▶ _DATA FOR THIS EXERCISE_
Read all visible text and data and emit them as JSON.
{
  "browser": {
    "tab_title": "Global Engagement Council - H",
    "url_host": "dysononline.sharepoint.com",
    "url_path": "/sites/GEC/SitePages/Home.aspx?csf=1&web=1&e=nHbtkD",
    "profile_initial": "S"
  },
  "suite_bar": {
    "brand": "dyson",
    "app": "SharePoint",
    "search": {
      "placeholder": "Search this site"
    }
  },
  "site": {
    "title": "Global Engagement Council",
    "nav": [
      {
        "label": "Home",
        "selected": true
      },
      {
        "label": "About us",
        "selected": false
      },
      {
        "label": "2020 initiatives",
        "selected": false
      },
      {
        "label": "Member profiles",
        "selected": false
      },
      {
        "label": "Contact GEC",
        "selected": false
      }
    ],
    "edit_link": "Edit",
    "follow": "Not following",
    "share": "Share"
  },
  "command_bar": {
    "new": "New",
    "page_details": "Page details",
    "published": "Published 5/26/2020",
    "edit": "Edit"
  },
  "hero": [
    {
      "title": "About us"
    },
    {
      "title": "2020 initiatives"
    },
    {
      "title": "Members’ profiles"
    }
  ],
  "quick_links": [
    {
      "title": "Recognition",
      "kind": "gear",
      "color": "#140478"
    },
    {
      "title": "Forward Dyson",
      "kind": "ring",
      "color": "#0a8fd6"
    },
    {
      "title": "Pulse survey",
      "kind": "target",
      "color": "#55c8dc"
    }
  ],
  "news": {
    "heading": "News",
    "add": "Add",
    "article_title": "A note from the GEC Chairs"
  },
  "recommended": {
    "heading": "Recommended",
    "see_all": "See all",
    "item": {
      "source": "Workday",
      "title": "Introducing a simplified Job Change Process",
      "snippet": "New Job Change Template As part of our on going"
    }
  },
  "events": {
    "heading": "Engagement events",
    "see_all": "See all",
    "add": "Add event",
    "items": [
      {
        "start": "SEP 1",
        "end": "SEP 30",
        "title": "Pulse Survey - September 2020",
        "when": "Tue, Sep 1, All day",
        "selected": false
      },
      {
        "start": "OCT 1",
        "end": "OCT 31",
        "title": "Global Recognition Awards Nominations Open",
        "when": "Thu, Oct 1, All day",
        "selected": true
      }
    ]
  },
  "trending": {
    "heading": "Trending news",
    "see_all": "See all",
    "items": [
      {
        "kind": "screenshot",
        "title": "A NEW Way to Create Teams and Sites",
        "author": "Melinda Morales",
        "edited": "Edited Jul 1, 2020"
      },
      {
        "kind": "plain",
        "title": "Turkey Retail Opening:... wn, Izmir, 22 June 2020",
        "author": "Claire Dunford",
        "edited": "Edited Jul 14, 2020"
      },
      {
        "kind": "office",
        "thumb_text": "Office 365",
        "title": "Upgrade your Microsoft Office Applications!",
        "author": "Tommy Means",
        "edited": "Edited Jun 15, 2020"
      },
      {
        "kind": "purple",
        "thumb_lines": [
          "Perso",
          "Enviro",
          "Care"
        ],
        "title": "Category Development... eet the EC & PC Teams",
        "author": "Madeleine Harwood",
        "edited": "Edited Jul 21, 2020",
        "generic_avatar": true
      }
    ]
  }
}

▶ _WHAT IS NEEDED_
Reproduce all the data word for word.

▶ _THE ANSWER_
Read all visible text and data and emit them as JSON.
{
  "browser": {
    "tab_title": "Global Engagement Council - H",
    "url_host": "dysononline.sharepoint.com",
    "url_path": "/sites/GEC/SitePages/Home.aspx?csf=1&web=1&e=nHbtkD",
    "profile_initial": "S"
  },
  "suite_bar": {
    "brand": "dyson",
    "app": "SharePoint",
    "search": {
      "placeholder": "Search this site"
    }
  },
  "site": {
    "title": "Global Engagement Council",
    "nav": [
      {
        "label": "Home",
        "selected": true
      },
      {
        "label": "About us",
        "selected": false
      },
      {
        "label": "2020 initiatives",
        "selected": false
      },
      {
        "label": "Member profiles",
        "selected": false
      },
      {
        "label": "Contact GEC",
        "selected": false
      }
    ],
    "edit_link": "Edit",
    "follow": "Not following",
    "share": "Share"
  },
  "command_bar": {
    "new": "New",
    "page_details": "Page details",
    "published": "Published 5/26/2020",
    "edit": "Edit"
  },
  "hero": [
    {
      "title": "About us"
    },
    {
      "title": "2020 initiatives"
    },
    {
      "title": "Members’ profiles"
    }
  ],
  "quick_links": [
    {
      "title": "Recognition",
      "kind": "gear",
      "color": "#140478"
    },
    {
      "title": "Forward Dyson",
      "kind": "ring",
      "color": "#0a8fd6"
    },
    {
      "title": "Pulse survey",
      "kind": "target",
      "color": "#55c8dc"
    }
  ],
  "news": {
    "heading": "News",
    "add": "Add",
    "article_title": "A note from the GEC Chairs"
  },
  "recommended": {
    "heading": "Recommended",
    "see_all": "See all",
    "item": {
      "source": "Workday",
      "title": "Introducing a simplified Job Change Process",
      "snippet": "New Job Change Template As part of our on going"
    }
  },
  "events": {
    "heading": "Engagement events",
    "see_all": "See all",
    "add": "Add event",
    "items": [
      {
        "start": "SEP 1",
        "end": "SEP 30",
        "title": "Pulse Survey - September 2020",
        "when": "Tue, Sep 1, All day",
        "selected": false
      },
      {
        "start": "OCT 1",
        "end": "OCT 31",
        "title": "Global Recognition Awards Nominations Open",
        "when": "Thu, Oct 1, All day",
        "selected": true
      }
    ]
  },
  "trending": {
    "heading": "Trending news",
    "see_all": "See all",
    "items": [
      {
        "kind": "screenshot",
        "title": "A NEW Way to Create Teams and Sites",
        "author": "Melinda Morales",
        "edited": "Edited Jul 1, 2020"
      },
      {
        "kind": "plain",
        "title": "Turkey Retail Opening:... wn, Izmir, 22 June 2020",
        "author": "Claire Dunford",
        "edited": "Edited Jul 14, 2020"
      },
      {
        "kind": "office",
        "thumb_text": "Office 365",
        "title": "Upgrade your Microsoft Office Applications!",
        "author": "Tommy Means",
        "edited": "Edited Jun 15, 2020"
      },
      {
        "kind": "purple",
        "thumb_lines": [
          "Perso",
          "Enviro",
          "Care"
        ],
        "title": "Category Development... eet the EC & PC Teams",
        "author": "Madeleine Harwood",
        "edited": "Edited Jul 21, 2020",
        "generic_avatar": true
      }
    ]
  }
}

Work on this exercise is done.